* BEGIN *

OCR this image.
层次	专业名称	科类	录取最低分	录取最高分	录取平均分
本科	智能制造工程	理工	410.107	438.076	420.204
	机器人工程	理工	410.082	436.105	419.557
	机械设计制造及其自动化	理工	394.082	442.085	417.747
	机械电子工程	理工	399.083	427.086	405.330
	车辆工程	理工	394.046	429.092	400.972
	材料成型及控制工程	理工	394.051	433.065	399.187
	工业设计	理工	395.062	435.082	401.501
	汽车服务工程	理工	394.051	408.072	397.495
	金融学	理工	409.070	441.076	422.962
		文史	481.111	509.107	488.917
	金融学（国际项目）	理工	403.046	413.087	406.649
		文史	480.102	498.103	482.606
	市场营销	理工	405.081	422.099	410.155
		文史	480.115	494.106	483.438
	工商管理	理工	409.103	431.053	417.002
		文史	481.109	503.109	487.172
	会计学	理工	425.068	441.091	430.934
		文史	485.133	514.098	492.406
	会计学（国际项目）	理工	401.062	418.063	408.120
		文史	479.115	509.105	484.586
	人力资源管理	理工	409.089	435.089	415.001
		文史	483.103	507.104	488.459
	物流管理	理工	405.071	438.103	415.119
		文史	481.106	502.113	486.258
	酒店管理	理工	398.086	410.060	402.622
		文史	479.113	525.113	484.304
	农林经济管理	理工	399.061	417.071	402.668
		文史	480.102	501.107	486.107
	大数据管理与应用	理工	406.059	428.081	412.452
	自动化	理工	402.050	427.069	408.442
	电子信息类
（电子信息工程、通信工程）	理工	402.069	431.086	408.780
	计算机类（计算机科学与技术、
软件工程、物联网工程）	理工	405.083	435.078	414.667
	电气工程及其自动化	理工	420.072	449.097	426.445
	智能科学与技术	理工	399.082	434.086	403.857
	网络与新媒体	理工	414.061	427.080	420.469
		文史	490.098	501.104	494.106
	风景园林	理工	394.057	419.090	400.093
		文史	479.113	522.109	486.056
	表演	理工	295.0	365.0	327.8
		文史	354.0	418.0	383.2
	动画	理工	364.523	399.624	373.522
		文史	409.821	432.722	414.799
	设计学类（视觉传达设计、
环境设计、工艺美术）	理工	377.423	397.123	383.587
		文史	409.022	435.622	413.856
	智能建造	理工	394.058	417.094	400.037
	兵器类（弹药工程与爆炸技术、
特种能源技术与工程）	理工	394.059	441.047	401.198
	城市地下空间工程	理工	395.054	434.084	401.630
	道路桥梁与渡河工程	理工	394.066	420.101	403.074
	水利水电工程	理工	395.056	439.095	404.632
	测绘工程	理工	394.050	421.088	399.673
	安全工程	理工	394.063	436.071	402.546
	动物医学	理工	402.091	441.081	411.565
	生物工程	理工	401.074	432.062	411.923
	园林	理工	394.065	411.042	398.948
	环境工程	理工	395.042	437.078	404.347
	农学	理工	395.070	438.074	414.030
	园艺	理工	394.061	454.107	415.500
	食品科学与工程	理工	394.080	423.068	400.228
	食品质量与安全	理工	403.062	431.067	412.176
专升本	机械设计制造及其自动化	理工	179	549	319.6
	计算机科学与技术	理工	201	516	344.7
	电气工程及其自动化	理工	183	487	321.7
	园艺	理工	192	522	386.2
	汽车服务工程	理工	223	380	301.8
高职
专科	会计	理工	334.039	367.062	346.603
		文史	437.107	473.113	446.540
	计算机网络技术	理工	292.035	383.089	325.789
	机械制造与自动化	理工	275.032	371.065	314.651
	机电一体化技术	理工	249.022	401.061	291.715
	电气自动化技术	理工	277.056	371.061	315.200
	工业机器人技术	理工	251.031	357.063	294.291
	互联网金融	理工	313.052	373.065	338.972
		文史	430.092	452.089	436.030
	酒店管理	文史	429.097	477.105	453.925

* END *

__GIVEN PROBLEM__:
Extract all of the material exactly as it is written.

__REPLY TO THE TASK__:
OCR this image.
层次	专业名称	科类	录取最低分	录取最高分	录取平均分
本科	智能制造工程	理工	410.107	438.076	420.204
	机器人工程	理工	410.082	436.105	419.557
	机械设计制造及其自动化	理工	394.082	442.085	417.747
	机械电子工程	理工	399.083	427.086	405.330
	车辆工程	理工	394.046	429.092	400.972
	材料成型及控制工程	理工	394.051	433.065	399.187
	工业设计	理工	395.062	435.082	401.501
	汽车服务工程	理工	394.051	408.072	397.495
	金融学	理工	409.070	441.076	422.962
		文史	481.111	509.107	488.917
	金融学（国际项目）	理工	403.046	413.087	406.649
		文史	480.102	498.103	482.606
	市场营销	理工	405.081	422.099	410.155
		文史	480.115	494.106	483.438
	工商管理	理工	409.103	431.053	417.002
		文史	481.109	503.109	487.172
	会计学	理工	425.068	441.091	430.934
		文史	485.133	514.098	492.406
	会计学（国际项目）	理工	401.062	418.063	408.120
		文史	479.115	509.105	484.586
	人力资源管理	理工	409.089	435.089	415.001
		文史	483.103	507.104	488.459
	物流管理	理工	405.071	438.103	415.119
		文史	481.106	502.113	486.258
	酒店管理	理工	398.086	410.060	402.622
		文史	479.113	525.113	484.304
	农林经济管理	理工	399.061	417.071	402.668
		文史	480.102	501.107	486.107
	大数据管理与应用	理工	406.059	428.081	412.452
	自动化	理工	402.050	427.069	408.442
	电子信息类
（电子信息工程、通信工程）	理工	402.069	431.086	408.780
	计算机类（计算机科学与技术、
软件工程、物联网工程）	理工	405.083	435.078	414.667
	电气工程及其自动化	理工	420.072	449.097	426.445
	智能科学与技术	理工	399.082	434.086	403.857
	网络与新媒体	理工	414.061	427.080	420.469
		文史	490.098	501.104	494.106
	风景园林	理工	394.057	419.090	400.093
		文史	479.113	522.109	486.056
	表演	理工	295.0	365.0	327.8
		文史	354.0	418.0	383.2
	动画	理工	364.523	399.624	373.522
		文史	409.821	432.722	414.799
	设计学类（视觉传达设计、
环境设计、工艺美术）	理工	377.423	397.123	383.587
		文史	409.022	435.622	413.856
	智能建造	理工	394.058	417.094	400.037
	兵器类（弹药工程与爆炸技术、
特种能源技术与工程）	理工	394.059	441.047	401.198
	城市地下空间工程	理工	395.054	434.084	401.630
	道路桥梁与渡河工程	理工	394.066	420.101	403.074
	水利水电工程	理工	395.056	439.095	404.632
	测绘工程	理工	394.050	421.088	399.673
	安全工程	理工	394.063	436.071	402.546
	动物医学	理工	402.091	441.081	411.565
	生物工程	理工	401.074	432.062	411.923
	园林	理工	394.065	411.042	398.948
	环境工程	理工	395.042	437.078	404.347
	农学	理工	395.070	438.074	414.030
	园艺	理工	394.061	454.107	415.500
	食品科学与工程	理工	394.080	423.068	400.228
	食品质量与安全	理工	403.062	431.067	412.176
专升本	机械设计制造及其自动化	理工	179	549	319.6
	计算机科学与技术	理工	201	516	344.7
	电气工程及其自动化	理工	183	487	321.7
	园艺	理工	192	522	386.2
	汽车服务工程	理工	223	380	301.8
高职
专科	会计	理工	334.039	367.062	346.603
		文史	437.107	473.113	446.540
	计算机网络技术	理工	292.035	383.089	325.789
	机械制造与自动化	理工	275.032	371.065	314.651
	机电一体化技术	理工	249.022	401.061	291.715
	电气自动化技术	理工	277.056	371.061	315.200
	工业机器人技术	理工	251.031	357.063	294.291
	互联网金融	理工	313.052	373.065	338.972
		文史	430.092	452.089	436.030
	酒店管理	文史	429.097	477.105	453.925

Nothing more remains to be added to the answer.